*JOB:*
Each line that holds the word "desiderate" counts once; give the total for the records below and nothing else.

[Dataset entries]
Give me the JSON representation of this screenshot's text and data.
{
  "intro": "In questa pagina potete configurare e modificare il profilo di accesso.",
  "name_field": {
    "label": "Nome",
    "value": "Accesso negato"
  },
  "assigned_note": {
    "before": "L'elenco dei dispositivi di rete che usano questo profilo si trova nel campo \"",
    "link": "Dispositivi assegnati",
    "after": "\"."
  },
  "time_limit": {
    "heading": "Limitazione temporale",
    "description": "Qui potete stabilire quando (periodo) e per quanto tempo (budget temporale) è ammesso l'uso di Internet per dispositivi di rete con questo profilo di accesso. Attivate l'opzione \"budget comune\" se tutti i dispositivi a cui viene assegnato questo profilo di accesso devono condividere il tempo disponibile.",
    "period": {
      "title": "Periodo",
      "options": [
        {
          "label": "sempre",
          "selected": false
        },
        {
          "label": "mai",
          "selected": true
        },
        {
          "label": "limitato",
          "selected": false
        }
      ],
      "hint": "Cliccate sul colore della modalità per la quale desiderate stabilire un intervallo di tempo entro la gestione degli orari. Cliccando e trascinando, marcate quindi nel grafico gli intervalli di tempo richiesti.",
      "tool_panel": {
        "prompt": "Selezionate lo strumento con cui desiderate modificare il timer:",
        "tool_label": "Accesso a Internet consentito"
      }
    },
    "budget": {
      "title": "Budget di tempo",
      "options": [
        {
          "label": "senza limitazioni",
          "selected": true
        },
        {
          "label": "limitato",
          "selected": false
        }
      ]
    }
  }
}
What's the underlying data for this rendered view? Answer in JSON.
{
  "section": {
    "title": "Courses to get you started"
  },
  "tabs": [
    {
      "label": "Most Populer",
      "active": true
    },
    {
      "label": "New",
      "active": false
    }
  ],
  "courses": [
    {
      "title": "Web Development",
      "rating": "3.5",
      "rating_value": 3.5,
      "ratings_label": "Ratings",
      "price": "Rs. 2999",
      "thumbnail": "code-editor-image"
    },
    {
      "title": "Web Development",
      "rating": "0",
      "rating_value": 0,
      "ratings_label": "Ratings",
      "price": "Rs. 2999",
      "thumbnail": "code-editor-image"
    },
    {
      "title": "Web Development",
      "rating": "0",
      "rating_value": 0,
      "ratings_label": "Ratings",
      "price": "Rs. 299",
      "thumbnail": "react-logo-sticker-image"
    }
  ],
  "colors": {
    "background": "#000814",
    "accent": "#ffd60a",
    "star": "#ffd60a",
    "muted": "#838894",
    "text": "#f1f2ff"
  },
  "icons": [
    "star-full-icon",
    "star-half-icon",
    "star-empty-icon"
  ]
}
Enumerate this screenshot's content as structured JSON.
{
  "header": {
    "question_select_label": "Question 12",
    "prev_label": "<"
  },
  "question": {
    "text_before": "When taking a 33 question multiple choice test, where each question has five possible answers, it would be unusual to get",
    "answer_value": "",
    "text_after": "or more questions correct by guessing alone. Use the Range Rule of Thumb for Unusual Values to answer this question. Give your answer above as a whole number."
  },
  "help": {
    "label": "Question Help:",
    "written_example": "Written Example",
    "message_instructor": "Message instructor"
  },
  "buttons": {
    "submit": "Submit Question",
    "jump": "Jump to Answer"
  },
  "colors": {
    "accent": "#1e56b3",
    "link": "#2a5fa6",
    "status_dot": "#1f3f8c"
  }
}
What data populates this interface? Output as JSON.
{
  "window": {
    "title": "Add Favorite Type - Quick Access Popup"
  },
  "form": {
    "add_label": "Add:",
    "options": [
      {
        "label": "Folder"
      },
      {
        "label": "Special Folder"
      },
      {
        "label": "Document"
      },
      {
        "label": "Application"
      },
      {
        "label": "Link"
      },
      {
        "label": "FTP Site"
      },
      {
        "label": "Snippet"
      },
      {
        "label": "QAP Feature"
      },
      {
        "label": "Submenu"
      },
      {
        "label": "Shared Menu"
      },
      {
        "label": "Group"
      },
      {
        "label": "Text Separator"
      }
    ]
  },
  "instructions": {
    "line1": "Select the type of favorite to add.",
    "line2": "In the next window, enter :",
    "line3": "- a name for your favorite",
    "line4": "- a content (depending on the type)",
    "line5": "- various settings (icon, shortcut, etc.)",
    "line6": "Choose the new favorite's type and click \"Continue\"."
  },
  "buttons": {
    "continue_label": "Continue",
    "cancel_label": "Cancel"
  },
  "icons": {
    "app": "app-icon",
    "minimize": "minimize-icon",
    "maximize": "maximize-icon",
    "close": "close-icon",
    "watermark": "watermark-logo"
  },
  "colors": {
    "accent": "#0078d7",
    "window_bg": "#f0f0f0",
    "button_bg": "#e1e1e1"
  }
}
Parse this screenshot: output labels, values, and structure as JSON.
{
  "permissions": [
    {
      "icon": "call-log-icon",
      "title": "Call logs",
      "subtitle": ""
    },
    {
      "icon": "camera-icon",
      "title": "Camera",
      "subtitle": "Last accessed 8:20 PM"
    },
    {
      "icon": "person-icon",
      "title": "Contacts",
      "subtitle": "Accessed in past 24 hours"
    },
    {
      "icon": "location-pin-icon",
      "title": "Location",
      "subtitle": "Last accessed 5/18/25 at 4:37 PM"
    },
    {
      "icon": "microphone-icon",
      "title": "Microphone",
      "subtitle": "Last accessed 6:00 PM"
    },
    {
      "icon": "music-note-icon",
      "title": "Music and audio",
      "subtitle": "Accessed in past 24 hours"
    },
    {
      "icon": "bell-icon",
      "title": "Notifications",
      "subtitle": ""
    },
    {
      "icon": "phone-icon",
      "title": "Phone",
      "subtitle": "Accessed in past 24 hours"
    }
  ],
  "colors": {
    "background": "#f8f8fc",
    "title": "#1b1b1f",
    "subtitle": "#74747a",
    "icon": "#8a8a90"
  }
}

*ANSWER TO THIS EXERCISE:*
2